◆ EXCERPTED DATA ◆
BEGIN

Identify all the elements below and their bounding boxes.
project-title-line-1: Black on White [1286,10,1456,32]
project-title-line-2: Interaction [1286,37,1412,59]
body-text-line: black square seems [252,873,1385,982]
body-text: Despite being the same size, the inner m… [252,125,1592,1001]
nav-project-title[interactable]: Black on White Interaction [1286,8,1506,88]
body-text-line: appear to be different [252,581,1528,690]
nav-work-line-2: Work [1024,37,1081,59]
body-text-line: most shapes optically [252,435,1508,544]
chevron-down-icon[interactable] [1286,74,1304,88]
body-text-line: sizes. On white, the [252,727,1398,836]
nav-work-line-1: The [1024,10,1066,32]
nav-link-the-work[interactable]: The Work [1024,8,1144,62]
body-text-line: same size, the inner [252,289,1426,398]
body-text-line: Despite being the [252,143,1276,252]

END

◆ THE TASK ◆
Reproduce the items without any changes, from the first line through the line that contains "body-text: Despite being", including both of those lines.

◆ TASK ANSWER ◆
Identify all the elements below and their bounding boxes.
project-title-line-1: Black on White [1286,10,1456,32]
project-title-line-2: Interaction [1286,37,1412,59]
body-text-line: black square seems [252,873,1385,982]
body-text: Despite being the same size, the inner m… [252,125,1592,1001]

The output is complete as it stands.